## What to work on
Your task is to repeat the entries word for word while leaving out the pictures.

## Given records
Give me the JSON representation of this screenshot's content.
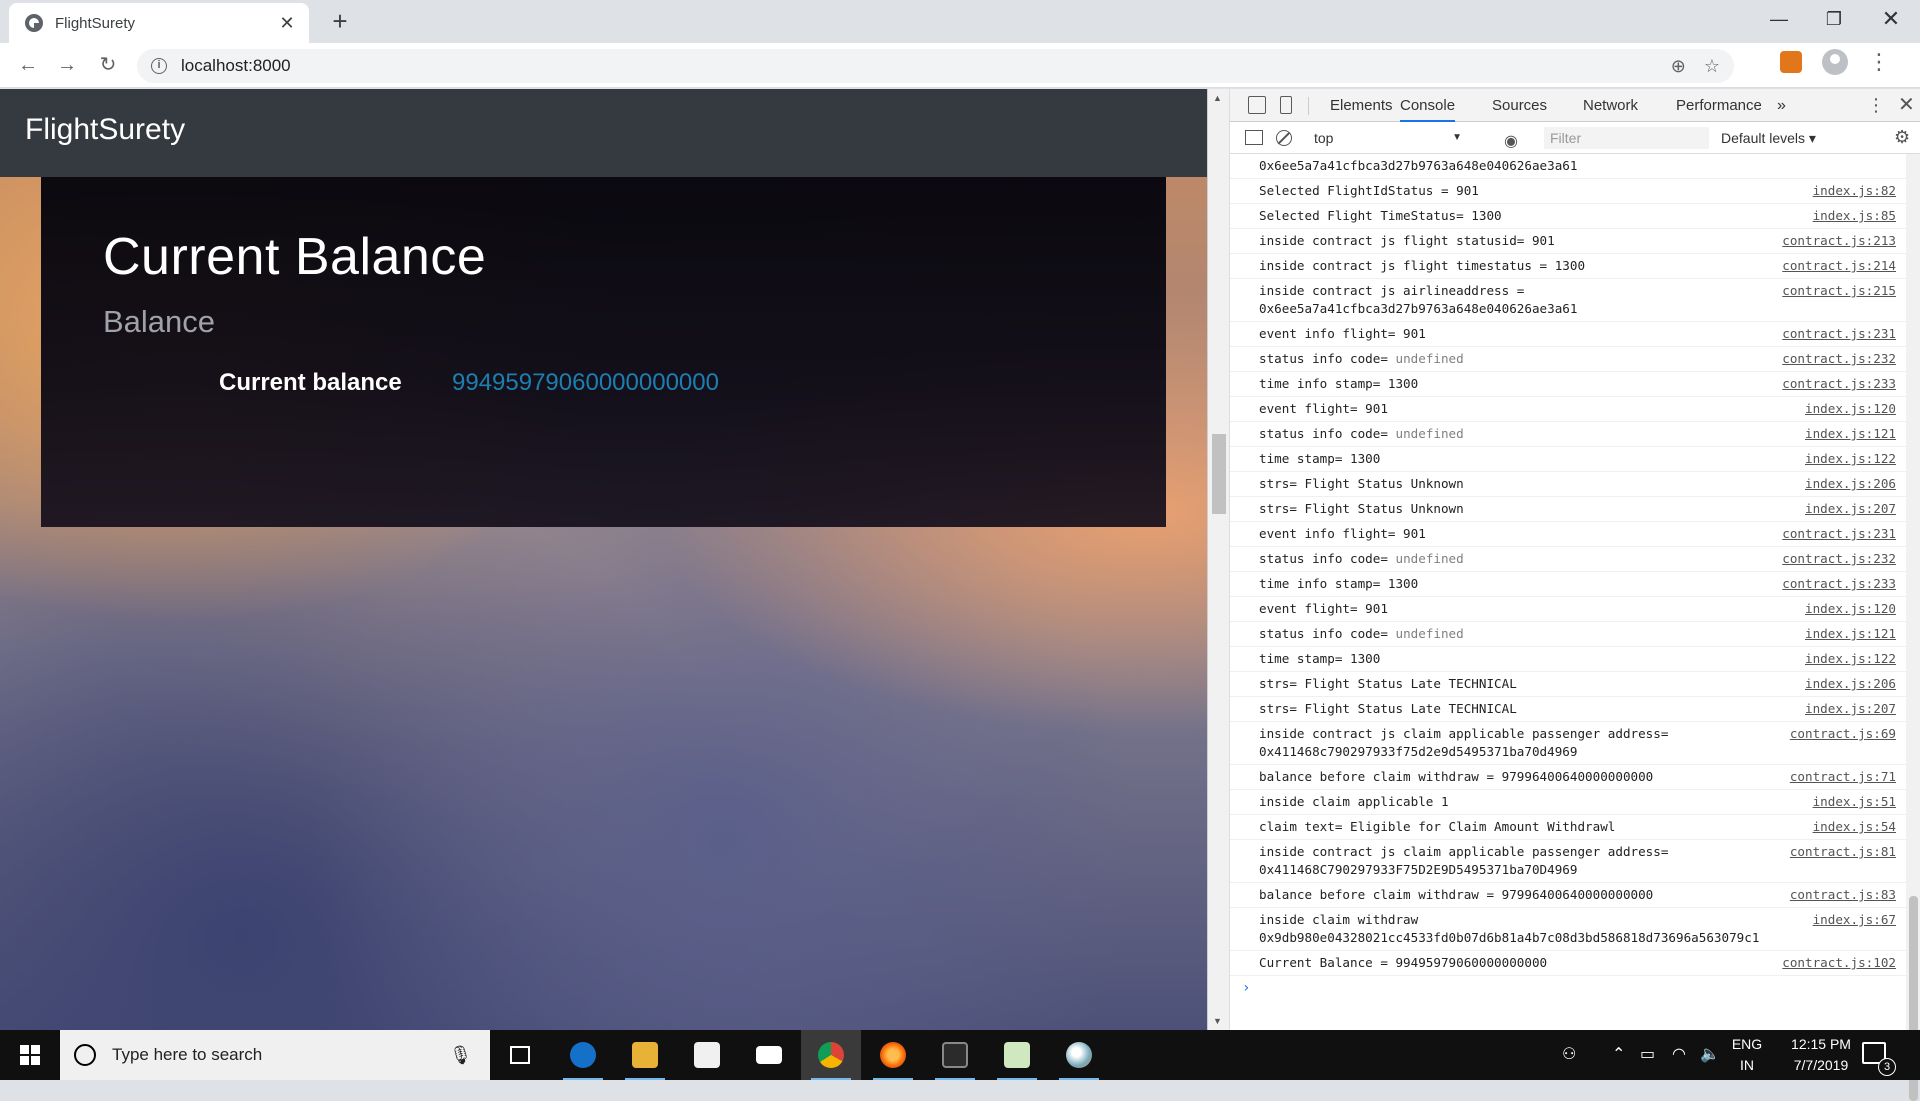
{
  "browser": {
    "tab_title": "FlightSurety",
    "tab_close": "✕",
    "new_tab": "+",
    "url": "localhost:8000",
    "win_min": "—",
    "win_max": "❐",
    "win_close": "✕"
  },
  "page": {
    "brand": "FlightSurety",
    "heading": "Current Balance",
    "subheading": "Balance",
    "balance_label": "Current balance",
    "balance_value": "99495979060000000000"
  },
  "devtools": {
    "tabs": [
      "Elements",
      "Console",
      "Sources",
      "Network",
      "Performance"
    ],
    "active_tab": "Console",
    "more": "»",
    "context": "top",
    "filter_placeholder": "Filter",
    "levels": "Default levels ▾",
    "logs": [
      {
        "msg": "0x6ee5a7a41cfbca3d27b9763a648e040626ae3a61",
        "src": ""
      },
      {
        "msg": "Selected FlightIdStatus = 901",
        "src": "index.js:82"
      },
      {
        "msg": "Selected Flight TimeStatus= 1300",
        "src": "index.js:85"
      },
      {
        "msg": "inside contract js flight statusid= 901",
        "src": "contract.js:213"
      },
      {
        "msg": "inside contract js flight timestatus = 1300",
        "src": "contract.js:214"
      },
      {
        "msg": "inside contract js airlineaddress = \n0x6ee5a7a41cfbca3d27b9763a648e040626ae3a61",
        "src": "contract.js:215"
      },
      {
        "msg": "event info flight= 901",
        "src": "contract.js:231"
      },
      {
        "msg": "status info code= ",
        "undef": "undefined",
        "src": "contract.js:232"
      },
      {
        "msg": "time info stamp= 1300",
        "src": "contract.js:233"
      },
      {
        "msg": "event flight= 901",
        "src": "index.js:120"
      },
      {
        "msg": "status info code= ",
        "undef": "undefined",
        "src": "index.js:121"
      },
      {
        "msg": "time stamp= 1300",
        "src": "index.js:122"
      },
      {
        "msg": "strs= Flight Status Unknown",
        "src": "index.js:206"
      },
      {
        "msg": "strs= Flight Status Unknown",
        "src": "index.js:207"
      },
      {
        "msg": "event info flight= 901",
        "src": "contract.js:231"
      },
      {
        "msg": "status info code= ",
        "undef": "undefined",
        "src": "contract.js:232"
      },
      {
        "msg": "time info stamp= 1300",
        "src": "contract.js:233"
      },
      {
        "msg": "event flight= 901",
        "src": "index.js:120"
      },
      {
        "msg": "status info code= ",
        "undef": "undefined",
        "src": "index.js:121"
      },
      {
        "msg": "time stamp= 1300",
        "src": "index.js:122"
      },
      {
        "msg": "strs= Flight Status Late TECHNICAL",
        "src": "index.js:206"
      },
      {
        "msg": "strs= Flight Status Late TECHNICAL",
        "src": "index.js:207"
      },
      {
        "msg": "inside contract js claim applicable passenger address=\n0x411468c790297933f75d2e9d5495371ba70d4969",
        "src": "contract.js:69"
      },
      {
        "msg": "balance before claim withdraw = 97996400640000000000",
        "src": "contract.js:71"
      },
      {
        "msg": "inside claim applicable 1",
        "src": "index.js:51"
      },
      {
        "msg": "claim text= Eligible for Claim Amount Withdrawl",
        "src": "index.js:54"
      },
      {
        "msg": "inside contract js claim applicable passenger address=\n0x411468C790297933F75D2E9D5495371ba70D4969",
        "src": "contract.js:81"
      },
      {
        "msg": "balance before claim withdraw = 97996400640000000000",
        "src": "contract.js:83"
      },
      {
        "msg": "inside claim withdraw\n0x9db980e04328021cc4533fd0b07d6b81a4b7c08d3bd586818d73696a563079c1",
        "src": "index.js:67"
      },
      {
        "msg": "Current Balance = 99495979060000000000",
        "src": "contract.js:102"
      }
    ],
    "prompt": "›"
  },
  "taskbar": {
    "search_placeholder": "Type here to search",
    "time": "12:15 PM",
    "date": "7/7/2019",
    "lang_top": "ENG",
    "lang_bottom": "IN",
    "notification_count": "3"
  }
}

## Written reply
Give me the JSON representation of this screenshot's content.
{
  "browser": {
    "tab_title": "FlightSurety",
    "tab_close": "✕",
    "new_tab": "+",
    "url": "localhost:8000",
    "win_min": "—",
    "win_max": "❐",
    "win_close": "✕"
  },
  "page": {
    "brand": "FlightSurety",
    "heading": "Current Balance",
    "subheading": "Balance",
    "balance_label": "Current balance",
    "balance_value": "99495979060000000000"
  },
  "devtools": {
    "tabs": [
      "Elements",
      "Console",
      "Sources",
      "Network",
      "Performance"
    ],
    "active_tab": "Console",
    "more": "»",
    "context": "top",
    "filter_placeholder": "Filter",
    "levels": "Default levels ▾",
    "logs": [
      {
        "msg": "0x6ee5a7a41cfbca3d27b9763a648e040626ae3a61",
        "src": ""
      },
      {
        "msg": "Selected FlightIdStatus = 901",
        "src": "index.js:82"
      },
      {
        "msg": "Selected Flight TimeStatus= 1300",
        "src": "index.js:85"
      },
      {
        "msg": "inside contract js flight statusid= 901",
        "src": "contract.js:213"
      },
      {
        "msg": "inside contract js flight timestatus = 1300",
        "src": "contract.js:214"
      },
      {
        "msg": "inside contract js airlineaddress = \n0x6ee5a7a41cfbca3d27b9763a648e040626ae3a61",
        "src": "contract.js:215"
      },
      {
        "msg": "event info flight= 901",
        "src": "contract.js:231"
      },
      {
        "msg": "status info code= ",
        "undef": "undefined",
        "src": "contract.js:232"
      },
      {
        "msg": "time info stamp= 1300",
        "src": "contract.js:233"
      },
      {
        "msg": "event flight= 901",
        "src": "index.js:120"
      },
      {
        "msg": "status info code= ",
        "undef": "undefined",
        "src": "index.js:121"
      },
      {
        "msg": "time stamp= 1300",
        "src": "index.js:122"
      },
      {
        "msg": "strs= Flight Status Unknown",
        "src": "index.js:206"
      },
      {
        "msg": "strs= Flight Status Unknown",
        "src": "index.js:207"
      },
      {
        "msg": "event info flight= 901",
        "src": "contract.js:231"
      },
      {
        "msg": "status info code= ",
        "undef": "undefined",
        "src": "contract.js:232"
      },
      {
        "msg": "time info stamp= 1300",
        "src": "contract.js:233"
      },
      {
        "msg": "event flight= 901",
        "src": "index.js:120"
      },
      {
        "msg": "status info code= ",
        "undef": "undefined",
        "src": "index.js:121"
      },
      {
        "msg": "time stamp= 1300",
        "src": "index.js:122"
      },
      {
        "msg": "strs= Flight Status Late TECHNICAL",
        "src": "index.js:206"
      },
      {
        "msg": "strs= Flight Status Late TECHNICAL",
        "src": "index.js:207"
      },
      {
        "msg": "inside contract js claim applicable passenger address=\n0x411468c790297933f75d2e9d5495371ba70d4969",
        "src": "contract.js:69"
      },
      {
        "msg": "balance before claim withdraw = 97996400640000000000",
        "src": "contract.js:71"
      },
      {
        "msg": "inside claim applicable 1",
        "src": "index.js:51"
      },
      {
        "msg": "claim text= Eligible for Claim Amount Withdrawl",
        "src": "index.js:54"
      },
      {
        "msg": "inside contract js claim applicable passenger address=\n0x411468C790297933F75D2E9D5495371ba70D4969",
        "src": "contract.js:81"
      },
      {
        "msg": "balance before claim withdraw = 97996400640000000000",
        "src": "contract.js:83"
      },
      {
        "msg": "inside claim withdraw\n0x9db980e04328021cc4533fd0b07d6b81a4b7c08d3bd586818d73696a563079c1",
        "src": "index.js:67"
      },
      {
        "msg": "Current Balance = 99495979060000000000",
        "src": "contract.js:102"
      }
    ],
    "prompt": "›"
  },
  "taskbar": {
    "search_placeholder": "Type here to search",
    "time": "12:15 PM",
    "date": "7/7/2019",
    "lang_top": "ENG",
    "lang_bottom": "IN",
    "notification_count": "3"
  }
}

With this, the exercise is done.